- **SUPPLIED TEXT**
# # # #

Membranes 2011, 1(1), 59-69; doi:10.3390/membranes1010059

Article
Characteristics of Filter Cake Exfoliation in Upward Ultrafiltration of Nanoparticle Suspensions
Yasuhito Mukai * and Aya Nishio
Department of Chemical Engineering, Nagoya University, Furo-cho, Chikusa-ku, Nagoya 464-8603, Japan; E-Mail: myosotis_scorpioides@softbank.ne.jp
*
Author to whom correspondence should be addressed; E-Mail: mukai@nuce.nagoya-u.ac.jp; Tel.: +81-52-789-3375; Fax: +81-52-789-5300.
Received: 26 November 2010; in revised form: 6 January 2011 / Accepted: 17 January 2011 /
Published: 20 January 2011

Abstract

: Downward and upward ultrafiltration (UF) was performed using the suspensions of nanosized colloidal silica with different particle diameters and their filtration rates were compared. In downward UF, the filtration rate decreases as the particle diameter decreases because the specific filtration resistance of the filter cake becomes significantly higher. In contrast, the filtration rate in upward UF increases with the decrease in the particle diameter because the filter cake consisting of small particles is exfoliated much more easily under the influence of gravity than that of large ones. In order to evaluate the characteristics of the filter cake exfoliation, the steady filtration rate in the upward mode was measured. The steady filtration rate has a tendency to decrease with particle concentration as well as mean particle diameter. Therefore, when the small particles are added into a given concentration of large particle suspension, the mean particle diameter decreases and the total particle concentration increases due to the dosage of small particles. This results in a maximum of the steady filtration rate at a certain dosage of small particles. Moreover, an estimation equation was proposed for predicting the steady filtration rate in upward UF of colloidal silica suspensions with various mean particle diameters and total particle concentrations.

# # # #

- **EXTRACTED INFORMATION**
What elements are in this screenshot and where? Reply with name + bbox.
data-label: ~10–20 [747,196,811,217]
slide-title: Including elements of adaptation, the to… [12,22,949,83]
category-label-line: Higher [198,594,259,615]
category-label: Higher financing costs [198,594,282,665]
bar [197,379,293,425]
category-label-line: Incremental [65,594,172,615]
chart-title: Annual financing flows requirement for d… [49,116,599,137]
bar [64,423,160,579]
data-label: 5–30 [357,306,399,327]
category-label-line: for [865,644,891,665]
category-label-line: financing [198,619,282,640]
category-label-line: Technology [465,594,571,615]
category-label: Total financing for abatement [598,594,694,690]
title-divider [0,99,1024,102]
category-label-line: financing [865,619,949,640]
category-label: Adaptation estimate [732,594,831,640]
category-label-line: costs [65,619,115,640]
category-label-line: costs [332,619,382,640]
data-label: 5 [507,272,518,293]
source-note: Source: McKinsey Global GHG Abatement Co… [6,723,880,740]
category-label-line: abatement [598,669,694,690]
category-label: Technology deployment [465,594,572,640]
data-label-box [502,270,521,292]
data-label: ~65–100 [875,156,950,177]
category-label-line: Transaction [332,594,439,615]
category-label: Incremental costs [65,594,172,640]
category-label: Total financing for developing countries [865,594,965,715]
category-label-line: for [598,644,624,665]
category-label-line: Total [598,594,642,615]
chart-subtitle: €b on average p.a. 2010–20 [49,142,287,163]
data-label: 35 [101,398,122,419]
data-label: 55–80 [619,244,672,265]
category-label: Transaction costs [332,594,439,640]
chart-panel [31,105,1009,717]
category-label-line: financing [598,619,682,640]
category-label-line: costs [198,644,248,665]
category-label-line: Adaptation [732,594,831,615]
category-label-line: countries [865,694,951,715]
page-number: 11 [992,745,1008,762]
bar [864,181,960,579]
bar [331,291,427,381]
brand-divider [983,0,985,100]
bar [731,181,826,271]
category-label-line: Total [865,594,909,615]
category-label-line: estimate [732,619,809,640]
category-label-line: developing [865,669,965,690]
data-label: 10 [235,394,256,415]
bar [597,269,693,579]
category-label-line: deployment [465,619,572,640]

# # # #

- **TASK INSTRUCTIONS**
1. Condense the paragraph of the ultrafiltration abstract that opens with "Downward and upward ultrafiltration" into a short bulleted list that keeps its main facts.
2. Reproduce part of the ultrafiltration abstract word for word. Begin at the words "Membranes 2011, 1(1), 59-69;" and stop after "Tel.: +81-52-789-3375; Fax: +81-52-789-5300.".
The material has no connection to the ultrafiltration abstract.

- **SOLUTIONS TO THE EXERCISE**
1.
- Downward and upward UF were run on nanosized colloidal silica suspensions with different particle diameters, and their filtration rates were compared.
- Downward UF: the rate drops as particle diameter decreases, because the filter cake's specific filtration resistance rises sharply.
- Upward UF: the rate rises as particle diameter decreases, because gravity exfoliates a cake of small particles much more easily than one of large particles.
- The steady filtration rate in upward mode was measured to assess cake exfoliation. It tends to fall with both particle concentration and mean particle diameter.
- Adding small particles to a large-particle suspension lowers the mean diameter but raises the total concentration. This yields a maximum steady rate at a certain dosage of small particles.
- An equation was proposed to estimate the steady upward UF rate for colloidal silica suspensions across various mean particle diameters and total concentrations.

2.
Membranes 2011, 1(1), 59-69; doi:10.3390/membranes1010059

Article
Characteristics of Filter Cake Exfoliation in Upward Ultrafiltration of Nanoparticle Suspensions
Yasuhito Mukai * and Aya Nishio
Department of Chemical Engineering, Nagoya University, Furo-cho, Chikusa-ku, Nagoya 464-8603, Japan; E-Mail: myosotis_scorpioides@softbank.ne.jp
*
Author to whom correspondence should be addressed; E-Mail: mukai@nuce.nagoya-u.ac.jp; Tel.: +81-52-789-3375; Fax: +81-52-789-5300.